Your task is to repeat the entries word for word while leaving out the pictures.

━━━━

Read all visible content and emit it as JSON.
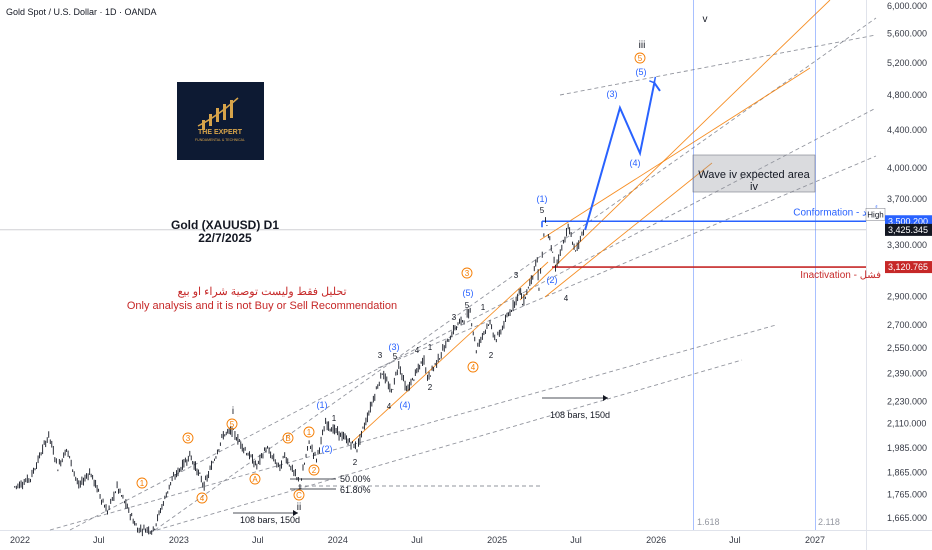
{
  "header": {
    "symbol_line": "Gold Spot / U.S. Dollar · 1D · OANDA"
  },
  "logo": {
    "text": "THE EXPERT",
    "subtext": "FUNDAMENTAL & TECHNICAL"
  },
  "chart_title": {
    "line1": "Gold (XAUUSD) D1",
    "line2": "22/7/2025"
  },
  "disclaimer": {
    "arabic": "تحليل فقط وليست توصية شراء او بيع",
    "english": "Only analysis and it is not Buy or Sell Recommendation"
  },
  "annotations": {
    "wave_iv_area": "Wave iv expected area",
    "iv": "iv",
    "conformation": "Conformation - تأكيد",
    "inactivation": "Inactivation - فشل",
    "bars_top": "108 bars, 150d",
    "bars_bottom": "108 bars, 150d",
    "fib_50": "50.00%",
    "fib_618": "61.80%",
    "fib_1618": "1.618",
    "fib_2118": "2.118"
  },
  "price_tags": {
    "high_label": "High",
    "high_value": "3,500.200",
    "current": "3,425.345",
    "invalid": "3,120.765"
  },
  "colors": {
    "blue": "#2962ff",
    "red": "#c62828",
    "orange": "#f57c00",
    "dark": "#131722",
    "grid_gray": "#787b86"
  },
  "chart_data": {
    "type": "line",
    "title": "",
    "y_axis": {
      "scale": "log",
      "ticks": [
        "6,000.000",
        "5,600.000",
        "5,200.000",
        "4,800.000",
        "4,400.000",
        "4,000.000",
        "3,700.000",
        "3,500.200",
        "3,425.345",
        "3,300.000",
        "3,120.765",
        "2,900.000",
        "2,700.000",
        "2,550.000",
        "2,390.000",
        "2,230.000",
        "2,110.000",
        "1,985.000",
        "1,865.000",
        "1,765.000",
        "1,665.000"
      ],
      "tick_values": [
        6000,
        5600,
        5200,
        4800,
        4400,
        4000,
        3700,
        3500.2,
        3425.345,
        3300,
        3120.765,
        2900,
        2700,
        2550,
        2390,
        2230,
        2110,
        1985,
        1865,
        1765,
        1665
      ]
    },
    "x_axis": {
      "ticks": [
        "2022",
        "Jul",
        "2023",
        "Jul",
        "2024",
        "Jul",
        "2025",
        "Jul",
        "2026",
        "Jul",
        "2027"
      ]
    },
    "levels": {
      "conformation": 3500.2,
      "inactivation": 3120.765,
      "current": 3425.345
    },
    "price_path": [
      {
        "d": "2021-12-20",
        "p": 1800
      },
      {
        "d": "2022-01-25",
        "p": 1840
      },
      {
        "d": "2022-03-08",
        "p": 2050
      },
      {
        "d": "2022-03-29",
        "p": 1890
      },
      {
        "d": "2022-04-18",
        "p": 1980
      },
      {
        "d": "2022-05-16",
        "p": 1800
      },
      {
        "d": "2022-06-10",
        "p": 1870
      },
      {
        "d": "2022-07-21",
        "p": 1690
      },
      {
        "d": "2022-08-12",
        "p": 1800
      },
      {
        "d": "2022-09-28",
        "p": 1620
      },
      {
        "d": "2022-10-20",
        "p": 1620
      },
      {
        "d": "2022-11-03",
        "p": 1615
      },
      {
        "d": "2022-12-13",
        "p": 1820
      },
      {
        "d": "2023-01-26",
        "p": 1950
      },
      {
        "d": "2023-02-28",
        "p": 1805
      },
      {
        "d": "2023-04-13",
        "p": 2050
      },
      {
        "d": "2023-05-03",
        "p": 2070
      },
      {
        "d": "2023-06-29",
        "p": 1895
      },
      {
        "d": "2023-07-20",
        "p": 1985
      },
      {
        "d": "2023-08-21",
        "p": 1885
      },
      {
        "d": "2023-09-01",
        "p": 1950
      },
      {
        "d": "2023-10-06",
        "p": 1810
      },
      {
        "d": "2023-10-27",
        "p": 2010
      },
      {
        "d": "2023-11-13",
        "p": 1930
      },
      {
        "d": "2023-12-04",
        "p": 2110
      },
      {
        "d": "2024-02-14",
        "p": 1985
      },
      {
        "d": "2024-04-12",
        "p": 2400
      },
      {
        "d": "2024-05-03",
        "p": 2280
      },
      {
        "d": "2024-05-20",
        "p": 2450
      },
      {
        "d": "2024-06-07",
        "p": 2290
      },
      {
        "d": "2024-07-17",
        "p": 2480
      },
      {
        "d": "2024-07-25",
        "p": 2360
      },
      {
        "d": "2024-09-26",
        "p": 2680
      },
      {
        "d": "2024-10-31",
        "p": 2790
      },
      {
        "d": "2024-11-14",
        "p": 2540
      },
      {
        "d": "2024-12-12",
        "p": 2720
      },
      {
        "d": "2024-12-30",
        "p": 2600
      },
      {
        "d": "2025-02-24",
        "p": 2950
      },
      {
        "d": "2025-02-28",
        "p": 2840
      },
      {
        "d": "2025-04-03",
        "p": 3170
      },
      {
        "d": "2025-04-07",
        "p": 2960
      },
      {
        "d": "2025-04-22",
        "p": 3500
      },
      {
        "d": "2025-05-15",
        "p": 3120
      },
      {
        "d": "2025-06-13",
        "p": 3450
      },
      {
        "d": "2025-06-30",
        "p": 3250
      },
      {
        "d": "2025-07-22",
        "p": 3425
      }
    ],
    "projection": [
      {
        "d": "2025-07-22",
        "p": 3425
      },
      {
        "d": "2025-10-10",
        "p": 4650
      },
      {
        "d": "2025-11-25",
        "p": 4150
      },
      {
        "d": "2025-12-28",
        "p": 4950
      },
      {
        "d": "2026-01-10",
        "p": 4850
      }
    ],
    "wave_labels": {
      "iii_top": "iii",
      "v_top": "v",
      "i_mark": "i",
      "ii_mark": "ii",
      "circle_5_top": "5",
      "paren_5_top": "(5)",
      "paren_3_proj": "(3)",
      "paren_4_proj": "(4)",
      "paren_1_high": "(1)",
      "num_5_high": "5",
      "paren_2_low": "(2)",
      "n3_a": "3",
      "n4_a": "4",
      "circle_3_mid": "3",
      "paren_5_mid": "(5)",
      "n5_mid": "5",
      "n3_mid": "3",
      "n1_mid": "1",
      "n2_mid": "2",
      "circle_4_mid": "4",
      "paren_3_left": "(3)",
      "n3_left": "3",
      "n5_left": "5",
      "n1_left": "1",
      "n4_left": "4",
      "n2_left": "2",
      "paren_4_left": "(4)",
      "paren_1_b": "(1)",
      "n1_b": "1",
      "paren_2_b": "(2)",
      "n2_b": "2",
      "circle_1_b": "1",
      "circle_2_b": "2",
      "circle_3_a": "3",
      "circle_5_a": "5",
      "circle_4_a": "4",
      "circle_b": "B",
      "circle_a": "A",
      "circle_c": "C",
      "circle_1_a": "1"
    }
  }
}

━━━━

SOLUTION
Read all visible content and emit it as JSON.
{
  "header": {
    "symbol_line": "Gold Spot / U.S. Dollar · 1D · OANDA"
  },
  "logo": {
    "text": "THE EXPERT",
    "subtext": "FUNDAMENTAL & TECHNICAL"
  },
  "chart_title": {
    "line1": "Gold (XAUUSD) D1",
    "line2": "22/7/2025"
  },
  "disclaimer": {
    "arabic": "تحليل فقط وليست توصية شراء او بيع",
    "english": "Only analysis and it is not Buy or Sell Recommendation"
  },
  "annotations": {
    "wave_iv_area": "Wave iv expected area",
    "iv": "iv",
    "conformation": "Conformation - تأكيد",
    "inactivation": "Inactivation - فشل",
    "bars_top": "108 bars, 150d",
    "bars_bottom": "108 bars, 150d",
    "fib_50": "50.00%",
    "fib_618": "61.80%",
    "fib_1618": "1.618",
    "fib_2118": "2.118"
  },
  "price_tags": {
    "high_label": "High",
    "high_value": "3,500.200",
    "current": "3,425.345",
    "invalid": "3,120.765"
  },
  "colors": {
    "blue": "#2962ff",
    "red": "#c62828",
    "orange": "#f57c00",
    "dark": "#131722",
    "grid_gray": "#787b86"
  },
  "chart_data": {
    "type": "line",
    "title": "",
    "y_axis": {
      "scale": "log",
      "ticks": [
        "6,000.000",
        "5,600.000",
        "5,200.000",
        "4,800.000",
        "4,400.000",
        "4,000.000",
        "3,700.000",
        "3,500.200",
        "3,425.345",
        "3,300.000",
        "3,120.765",
        "2,900.000",
        "2,700.000",
        "2,550.000",
        "2,390.000",
        "2,230.000",
        "2,110.000",
        "1,985.000",
        "1,865.000",
        "1,765.000",
        "1,665.000"
      ],
      "tick_values": [
        6000,
        5600,
        5200,
        4800,
        4400,
        4000,
        3700,
        3500.2,
        3425.345,
        3300,
        3120.765,
        2900,
        2700,
        2550,
        2390,
        2230,
        2110,
        1985,
        1865,
        1765,
        1665
      ]
    },
    "x_axis": {
      "ticks": [
        "2022",
        "Jul",
        "2023",
        "Jul",
        "2024",
        "Jul",
        "2025",
        "Jul",
        "2026",
        "Jul",
        "2027"
      ]
    },
    "levels": {
      "conformation": 3500.2,
      "inactivation": 3120.765,
      "current": 3425.345
    },
    "price_path": [
      {
        "d": "2021-12-20",
        "p": 1800
      },
      {
        "d": "2022-01-25",
        "p": 1840
      },
      {
        "d": "2022-03-08",
        "p": 2050
      },
      {
        "d": "2022-03-29",
        "p": 1890
      },
      {
        "d": "2022-04-18",
        "p": 1980
      },
      {
        "d": "2022-05-16",
        "p": 1800
      },
      {
        "d": "2022-06-10",
        "p": 1870
      },
      {
        "d": "2022-07-21",
        "p": 1690
      },
      {
        "d": "2022-08-12",
        "p": 1800
      },
      {
        "d": "2022-09-28",
        "p": 1620
      },
      {
        "d": "2022-10-20",
        "p": 1620
      },
      {
        "d": "2022-11-03",
        "p": 1615
      },
      {
        "d": "2022-12-13",
        "p": 1820
      },
      {
        "d": "2023-01-26",
        "p": 1950
      },
      {
        "d": "2023-02-28",
        "p": 1805
      },
      {
        "d": "2023-04-13",
        "p": 2050
      },
      {
        "d": "2023-05-03",
        "p": 2070
      },
      {
        "d": "2023-06-29",
        "p": 1895
      },
      {
        "d": "2023-07-20",
        "p": 1985
      },
      {
        "d": "2023-08-21",
        "p": 1885
      },
      {
        "d": "2023-09-01",
        "p": 1950
      },
      {
        "d": "2023-10-06",
        "p": 1810
      },
      {
        "d": "2023-10-27",
        "p": 2010
      },
      {
        "d": "2023-11-13",
        "p": 1930
      },
      {
        "d": "2023-12-04",
        "p": 2110
      },
      {
        "d": "2024-02-14",
        "p": 1985
      },
      {
        "d": "2024-04-12",
        "p": 2400
      },
      {
        "d": "2024-05-03",
        "p": 2280
      },
      {
        "d": "2024-05-20",
        "p": 2450
      },
      {
        "d": "2024-06-07",
        "p": 2290
      },
      {
        "d": "2024-07-17",
        "p": 2480
      },
      {
        "d": "2024-07-25",
        "p": 2360
      },
      {
        "d": "2024-09-26",
        "p": 2680
      },
      {
        "d": "2024-10-31",
        "p": 2790
      },
      {
        "d": "2024-11-14",
        "p": 2540
      },
      {
        "d": "2024-12-12",
        "p": 2720
      },
      {
        "d": "2024-12-30",
        "p": 2600
      },
      {
        "d": "2025-02-24",
        "p": 2950
      },
      {
        "d": "2025-02-28",
        "p": 2840
      },
      {
        "d": "2025-04-03",
        "p": 3170
      },
      {
        "d": "2025-04-07",
        "p": 2960
      },
      {
        "d": "2025-04-22",
        "p": 3500
      },
      {
        "d": "2025-05-15",
        "p": 3120
      },
      {
        "d": "2025-06-13",
        "p": 3450
      },
      {
        "d": "2025-06-30",
        "p": 3250
      },
      {
        "d": "2025-07-22",
        "p": 3425
      }
    ],
    "projection": [
      {
        "d": "2025-07-22",
        "p": 3425
      },
      {
        "d": "2025-10-10",
        "p": 4650
      },
      {
        "d": "2025-11-25",
        "p": 4150
      },
      {
        "d": "2025-12-28",
        "p": 4950
      },
      {
        "d": "2026-01-10",
        "p": 4850
      }
    ],
    "wave_labels": {
      "iii_top": "iii",
      "v_top": "v",
      "i_mark": "i",
      "ii_mark": "ii",
      "circle_5_top": "5",
      "paren_5_top": "(5)",
      "paren_3_proj": "(3)",
      "paren_4_proj": "(4)",
      "paren_1_high": "(1)",
      "num_5_high": "5",
      "paren_2_low": "(2)",
      "n3_a": "3",
      "n4_a": "4",
      "circle_3_mid": "3",
      "paren_5_mid": "(5)",
      "n5_mid": "5",
      "n3_mid": "3",
      "n1_mid": "1",
      "n2_mid": "2",
      "circle_4_mid": "4",
      "paren_3_left": "(3)",
      "n3_left": "3",
      "n5_left": "5",
      "n1_left": "1",
      "n4_left": "4",
      "n2_left": "2",
      "paren_4_left": "(4)",
      "paren_1_b": "(1)",
      "n1_b": "1",
      "paren_2_b": "(2)",
      "n2_b": "2",
      "circle_1_b": "1",
      "circle_2_b": "2",
      "circle_3_a": "3",
      "circle_5_a": "5",
      "circle_4_a": "4",
      "circle_b": "B",
      "circle_a": "A",
      "circle_c": "C",
      "circle_1_a": "1"
    }
  }
}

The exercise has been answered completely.